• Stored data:
* * * *

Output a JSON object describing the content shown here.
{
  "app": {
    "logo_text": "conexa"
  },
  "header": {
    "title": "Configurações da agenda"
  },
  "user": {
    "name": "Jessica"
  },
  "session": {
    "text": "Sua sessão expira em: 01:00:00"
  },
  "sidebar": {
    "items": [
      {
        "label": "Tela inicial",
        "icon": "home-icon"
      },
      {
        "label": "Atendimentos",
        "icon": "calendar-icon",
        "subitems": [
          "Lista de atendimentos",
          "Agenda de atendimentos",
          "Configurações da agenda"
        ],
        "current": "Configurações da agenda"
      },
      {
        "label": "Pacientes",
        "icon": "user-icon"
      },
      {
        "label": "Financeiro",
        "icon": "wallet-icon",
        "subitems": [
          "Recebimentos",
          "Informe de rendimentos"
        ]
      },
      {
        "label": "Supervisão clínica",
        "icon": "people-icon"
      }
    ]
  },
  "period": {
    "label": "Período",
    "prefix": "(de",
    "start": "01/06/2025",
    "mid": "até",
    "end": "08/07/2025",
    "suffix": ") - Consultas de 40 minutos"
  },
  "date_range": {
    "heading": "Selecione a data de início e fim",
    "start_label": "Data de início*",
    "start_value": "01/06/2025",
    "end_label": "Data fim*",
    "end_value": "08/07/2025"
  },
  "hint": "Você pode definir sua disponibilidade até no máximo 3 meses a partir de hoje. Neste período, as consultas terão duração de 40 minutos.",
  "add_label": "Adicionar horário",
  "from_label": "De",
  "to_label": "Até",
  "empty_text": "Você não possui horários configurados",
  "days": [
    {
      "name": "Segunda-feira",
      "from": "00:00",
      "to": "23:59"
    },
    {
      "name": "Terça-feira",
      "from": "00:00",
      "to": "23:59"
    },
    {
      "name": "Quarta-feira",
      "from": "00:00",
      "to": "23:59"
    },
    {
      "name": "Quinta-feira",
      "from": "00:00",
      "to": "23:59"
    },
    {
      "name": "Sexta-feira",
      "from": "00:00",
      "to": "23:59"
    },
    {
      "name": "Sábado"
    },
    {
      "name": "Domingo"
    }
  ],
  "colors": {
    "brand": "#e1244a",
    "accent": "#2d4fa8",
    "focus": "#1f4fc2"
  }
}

* * * *

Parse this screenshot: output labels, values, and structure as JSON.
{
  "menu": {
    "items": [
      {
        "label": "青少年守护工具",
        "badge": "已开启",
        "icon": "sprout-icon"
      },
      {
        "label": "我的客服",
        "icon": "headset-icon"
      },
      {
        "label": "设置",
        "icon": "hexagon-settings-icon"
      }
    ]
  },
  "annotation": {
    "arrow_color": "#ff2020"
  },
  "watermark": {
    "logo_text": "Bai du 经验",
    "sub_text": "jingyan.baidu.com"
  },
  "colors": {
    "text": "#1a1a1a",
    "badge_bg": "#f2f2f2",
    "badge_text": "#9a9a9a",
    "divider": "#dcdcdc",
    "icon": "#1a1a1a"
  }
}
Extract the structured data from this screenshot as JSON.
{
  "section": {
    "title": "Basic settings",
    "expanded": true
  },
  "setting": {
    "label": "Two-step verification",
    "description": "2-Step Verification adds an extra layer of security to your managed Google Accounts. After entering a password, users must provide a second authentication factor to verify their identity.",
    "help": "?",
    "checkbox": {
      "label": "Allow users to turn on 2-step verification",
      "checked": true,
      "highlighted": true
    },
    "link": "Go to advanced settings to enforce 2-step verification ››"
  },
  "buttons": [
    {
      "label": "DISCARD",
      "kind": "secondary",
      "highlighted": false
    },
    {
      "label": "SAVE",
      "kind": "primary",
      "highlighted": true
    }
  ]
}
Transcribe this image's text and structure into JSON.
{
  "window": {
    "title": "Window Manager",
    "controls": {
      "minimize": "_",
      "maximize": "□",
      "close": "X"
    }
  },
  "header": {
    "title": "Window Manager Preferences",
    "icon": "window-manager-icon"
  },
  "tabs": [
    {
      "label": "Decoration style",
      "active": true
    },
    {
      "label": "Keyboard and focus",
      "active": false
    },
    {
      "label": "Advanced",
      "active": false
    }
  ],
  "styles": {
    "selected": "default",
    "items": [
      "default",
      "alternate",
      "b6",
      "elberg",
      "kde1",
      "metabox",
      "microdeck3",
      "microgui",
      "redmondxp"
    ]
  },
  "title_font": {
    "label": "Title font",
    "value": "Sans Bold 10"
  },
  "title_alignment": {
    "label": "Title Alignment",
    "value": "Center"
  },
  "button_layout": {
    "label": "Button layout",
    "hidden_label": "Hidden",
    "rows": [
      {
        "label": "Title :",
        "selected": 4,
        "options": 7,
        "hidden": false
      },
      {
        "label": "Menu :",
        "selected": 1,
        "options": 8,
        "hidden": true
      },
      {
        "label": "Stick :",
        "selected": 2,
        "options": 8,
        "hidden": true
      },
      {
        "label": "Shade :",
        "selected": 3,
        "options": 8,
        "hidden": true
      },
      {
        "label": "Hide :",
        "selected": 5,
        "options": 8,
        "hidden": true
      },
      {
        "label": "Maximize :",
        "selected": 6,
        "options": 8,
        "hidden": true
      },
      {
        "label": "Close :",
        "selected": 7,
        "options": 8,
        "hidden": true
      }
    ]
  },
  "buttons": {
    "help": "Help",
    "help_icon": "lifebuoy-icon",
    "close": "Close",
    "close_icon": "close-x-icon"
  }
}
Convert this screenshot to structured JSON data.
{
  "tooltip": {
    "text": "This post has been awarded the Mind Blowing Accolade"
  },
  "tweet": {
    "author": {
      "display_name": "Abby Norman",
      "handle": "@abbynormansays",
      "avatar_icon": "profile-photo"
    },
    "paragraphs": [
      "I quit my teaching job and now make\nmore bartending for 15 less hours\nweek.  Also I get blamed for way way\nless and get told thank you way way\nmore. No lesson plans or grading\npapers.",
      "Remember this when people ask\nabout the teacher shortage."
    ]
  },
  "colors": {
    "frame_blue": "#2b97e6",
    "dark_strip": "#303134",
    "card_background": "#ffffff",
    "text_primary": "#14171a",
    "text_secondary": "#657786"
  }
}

* * * *

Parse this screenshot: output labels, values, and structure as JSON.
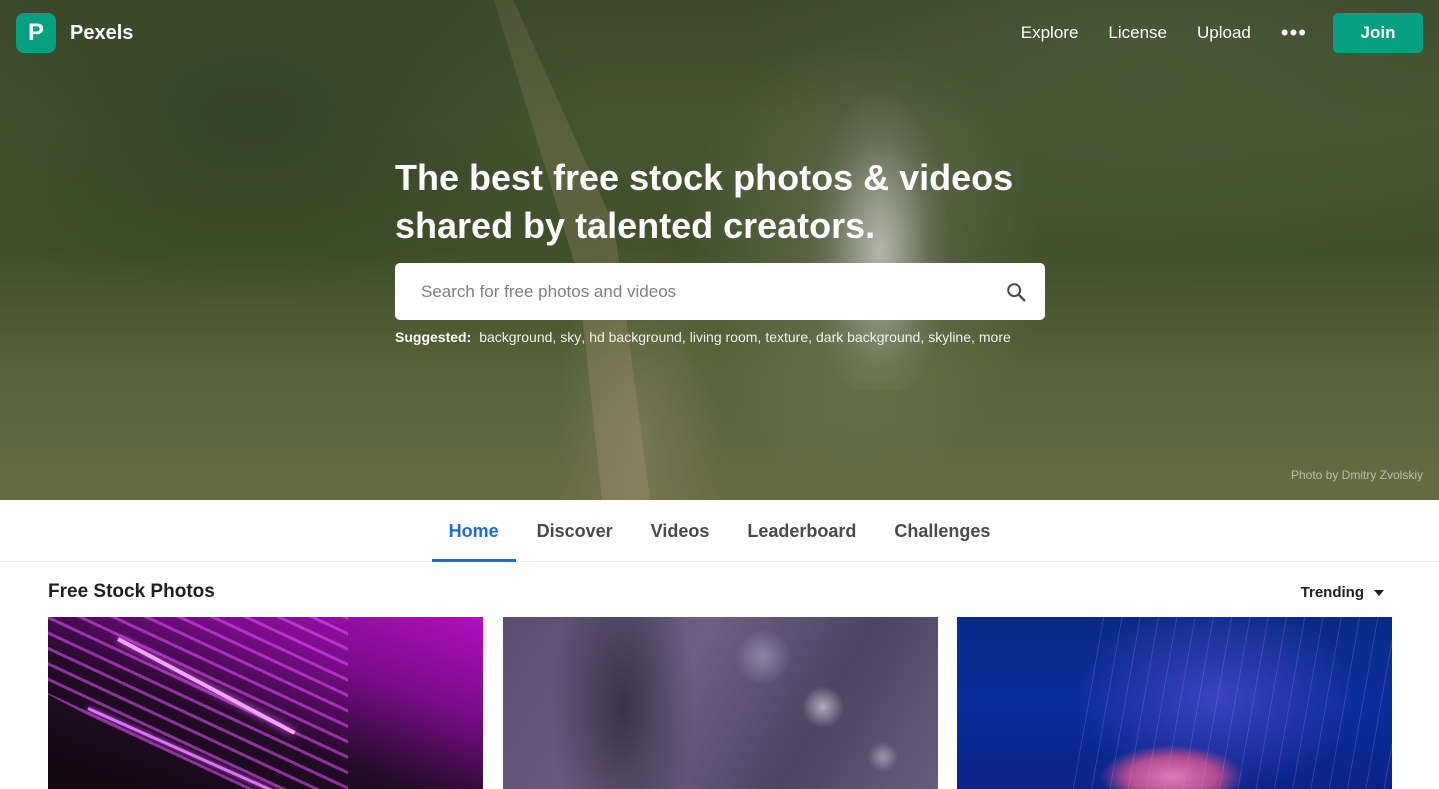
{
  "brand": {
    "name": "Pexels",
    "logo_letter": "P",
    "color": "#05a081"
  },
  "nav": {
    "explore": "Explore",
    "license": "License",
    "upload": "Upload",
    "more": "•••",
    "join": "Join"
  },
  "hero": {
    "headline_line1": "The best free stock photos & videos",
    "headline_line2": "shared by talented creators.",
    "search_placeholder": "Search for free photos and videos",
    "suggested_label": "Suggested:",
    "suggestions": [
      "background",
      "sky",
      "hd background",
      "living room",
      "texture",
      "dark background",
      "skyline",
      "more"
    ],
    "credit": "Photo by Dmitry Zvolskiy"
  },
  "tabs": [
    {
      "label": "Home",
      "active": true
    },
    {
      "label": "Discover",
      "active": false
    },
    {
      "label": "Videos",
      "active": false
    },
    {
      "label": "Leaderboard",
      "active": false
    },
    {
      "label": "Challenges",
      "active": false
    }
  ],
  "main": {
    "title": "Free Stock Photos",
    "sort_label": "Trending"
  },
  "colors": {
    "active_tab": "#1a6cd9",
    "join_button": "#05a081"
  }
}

* * * *

• THE REQUEST:
Collect, from the material above, every line containing the word "focus".

• COMPLETE RESPONSE:
    "focus": "#1f4fc2"
      "label": "Keyboard and focus",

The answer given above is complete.